The request >>
Reproduce the listing below in its entirety. Change nothing.
# Start of Material provided
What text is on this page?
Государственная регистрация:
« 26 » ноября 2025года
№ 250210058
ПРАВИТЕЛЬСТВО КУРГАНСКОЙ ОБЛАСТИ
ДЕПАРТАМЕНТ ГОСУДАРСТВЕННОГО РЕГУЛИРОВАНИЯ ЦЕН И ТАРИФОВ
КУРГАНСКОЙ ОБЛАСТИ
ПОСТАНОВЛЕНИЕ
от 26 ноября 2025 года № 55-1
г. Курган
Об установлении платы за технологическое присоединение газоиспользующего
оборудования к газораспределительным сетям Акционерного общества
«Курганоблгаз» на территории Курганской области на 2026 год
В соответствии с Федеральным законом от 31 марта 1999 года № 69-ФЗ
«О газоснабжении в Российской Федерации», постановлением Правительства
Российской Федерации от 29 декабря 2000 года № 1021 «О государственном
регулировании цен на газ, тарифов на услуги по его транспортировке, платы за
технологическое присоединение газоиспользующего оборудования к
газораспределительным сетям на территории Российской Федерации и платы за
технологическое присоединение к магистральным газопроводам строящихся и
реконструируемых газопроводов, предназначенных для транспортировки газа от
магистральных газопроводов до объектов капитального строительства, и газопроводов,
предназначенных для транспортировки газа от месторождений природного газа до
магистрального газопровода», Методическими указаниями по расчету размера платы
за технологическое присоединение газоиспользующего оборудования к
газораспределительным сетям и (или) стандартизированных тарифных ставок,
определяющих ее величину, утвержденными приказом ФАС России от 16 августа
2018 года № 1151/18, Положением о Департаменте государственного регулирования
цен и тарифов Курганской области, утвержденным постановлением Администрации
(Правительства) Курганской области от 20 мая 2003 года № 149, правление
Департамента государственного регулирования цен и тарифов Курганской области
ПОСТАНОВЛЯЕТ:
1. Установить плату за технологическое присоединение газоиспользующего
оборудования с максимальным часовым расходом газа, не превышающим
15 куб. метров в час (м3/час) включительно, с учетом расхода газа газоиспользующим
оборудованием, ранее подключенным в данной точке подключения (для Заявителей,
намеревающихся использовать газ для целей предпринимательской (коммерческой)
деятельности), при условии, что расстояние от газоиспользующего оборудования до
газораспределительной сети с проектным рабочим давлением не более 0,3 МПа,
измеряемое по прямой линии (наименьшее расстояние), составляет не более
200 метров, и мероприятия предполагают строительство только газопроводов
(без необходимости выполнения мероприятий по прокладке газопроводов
# End of Material provided
Reply >>
What text is on this page?
Государственная регистрация:
« 26 » ноября 2025года
№ 250210058
ПРАВИТЕЛЬСТВО КУРГАНСКОЙ ОБЛАСТИ
ДЕПАРТАМЕНТ ГОСУДАРСТВЕННОГО РЕГУЛИРОВАНИЯ ЦЕН И ТАРИФОВ
КУРГАНСКОЙ ОБЛАСТИ
ПОСТАНОВЛЕНИЕ
от 26 ноября 2025 года № 55-1
г. Курган
Об установлении платы за технологическое присоединение газоиспользующего
оборудования к газораспределительным сетям Акционерного общества
«Курганоблгаз» на территории Курганской области на 2026 год
В соответствии с Федеральным законом от 31 марта 1999 года № 69-ФЗ
«О газоснабжении в Российской Федерации», постановлением Правительства
Российской Федерации от 29 декабря 2000 года № 1021 «О государственном
регулировании цен на газ, тарифов на услуги по его транспортировке, платы за
технологическое присоединение газоиспользующего оборудования к
газораспределительным сетям на территории Российской Федерации и платы за
технологическое присоединение к магистральным газопроводам строящихся и
реконструируемых газопроводов, предназначенных для транспортировки газа от
магистральных газопроводов до объектов капитального строительства, и газопроводов,
предназначенных для транспортировки газа от месторождений природного газа до
магистрального газопровода», Методическими указаниями по расчету размера платы
за технологическое присоединение газоиспользующего оборудования к
газораспределительным сетям и (или) стандартизированных тарифных ставок,
определяющих ее величину, утвержденными приказом ФАС России от 16 августа
2018 года № 1151/18, Положением о Департаменте государственного регулирования
цен и тарифов Курганской области, утвержденным постановлением Администрации
(Правительства) Курганской области от 20 мая 2003 года № 149, правление
Департамента государственного регулирования цен и тарифов Курганской области
ПОСТАНОВЛЯЕТ:
1. Установить плату за технологическое присоединение газоиспользующего
оборудования с максимальным часовым расходом газа, не превышающим
15 куб. метров в час (м3/час) включительно, с учетом расхода газа газоиспользующим
оборудованием, ранее подключенным в данной точке подключения (для Заявителей,
намеревающихся использовать газ для целей предпринимательской (коммерческой)
деятельности), при условии, что расстояние от газоиспользующего оборудования до
газораспределительной сети с проектным рабочим давлением не более 0,3 МПа,
измеряемое по прямой линии (наименьшее расстояние), составляет не более
200 метров, и мероприятия предполагают строительство только газопроводов
(без необходимости выполнения мероприятий по прокладке газопроводов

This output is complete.